* start Stored records *

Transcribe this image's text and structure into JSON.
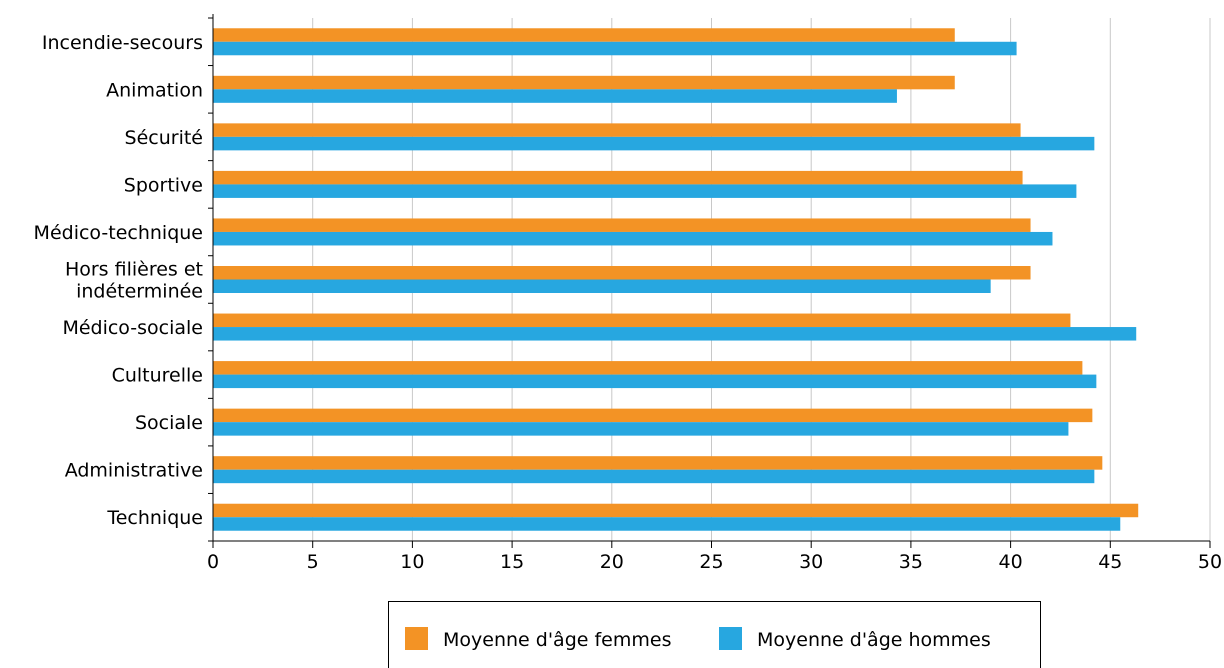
{
  "chart_data": {
    "type": "bar",
    "orientation": "horizontal",
    "categories": [
      [
        "Incendie-secours"
      ],
      [
        "Animation"
      ],
      [
        "Sécurité"
      ],
      [
        "Sportive"
      ],
      [
        "Médico-technique"
      ],
      [
        "Hors filières et",
        "indéterminée"
      ],
      [
        "Médico-sociale"
      ],
      [
        "Culturelle"
      ],
      [
        "Sociale"
      ],
      [
        "Administrative"
      ],
      [
        "Technique"
      ]
    ],
    "series": [
      {
        "name": "Moyenne d'âge femmes",
        "color": "#f39325",
        "values": [
          37.2,
          37.2,
          40.5,
          40.6,
          41.0,
          41.0,
          43.0,
          43.6,
          44.1,
          44.6,
          46.4
        ]
      },
      {
        "name": "Moyenne d'âge hommes",
        "color": "#27a7e0",
        "values": [
          40.3,
          34.3,
          44.2,
          43.3,
          42.1,
          39.0,
          46.3,
          44.3,
          42.9,
          44.2,
          45.5
        ]
      }
    ],
    "xlim": [
      0,
      50
    ],
    "xticks": [
      "0",
      "5",
      "10",
      "15",
      "20",
      "25",
      "30",
      "35",
      "40",
      "45",
      "50"
    ],
    "grid": "vertical",
    "legend_position": "bottom",
    "title": "",
    "xlabel": "",
    "ylabel": ""
  }
}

* end Stored records *

* Task statement *
Repeat each line of the records above exactly, but do not copy the pictures.

* Correct result *
Transcribe this image's text and structure into JSON.
{
  "chart_data": {
    "type": "bar",
    "orientation": "horizontal",
    "categories": [
      [
        "Incendie-secours"
      ],
      [
        "Animation"
      ],
      [
        "Sécurité"
      ],
      [
        "Sportive"
      ],
      [
        "Médico-technique"
      ],
      [
        "Hors filières et",
        "indéterminée"
      ],
      [
        "Médico-sociale"
      ],
      [
        "Culturelle"
      ],
      [
        "Sociale"
      ],
      [
        "Administrative"
      ],
      [
        "Technique"
      ]
    ],
    "series": [
      {
        "name": "Moyenne d'âge femmes",
        "color": "#f39325",
        "values": [
          37.2,
          37.2,
          40.5,
          40.6,
          41.0,
          41.0,
          43.0,
          43.6,
          44.1,
          44.6,
          46.4
        ]
      },
      {
        "name": "Moyenne d'âge hommes",
        "color": "#27a7e0",
        "values": [
          40.3,
          34.3,
          44.2,
          43.3,
          42.1,
          39.0,
          46.3,
          44.3,
          42.9,
          44.2,
          45.5
        ]
      }
    ],
    "xlim": [
      0,
      50
    ],
    "xticks": [
      "0",
      "5",
      "10",
      "15",
      "20",
      "25",
      "30",
      "35",
      "40",
      "45",
      "50"
    ],
    "grid": "vertical",
    "legend_position": "bottom",
    "title": "",
    "xlabel": "",
    "ylabel": ""
  }
}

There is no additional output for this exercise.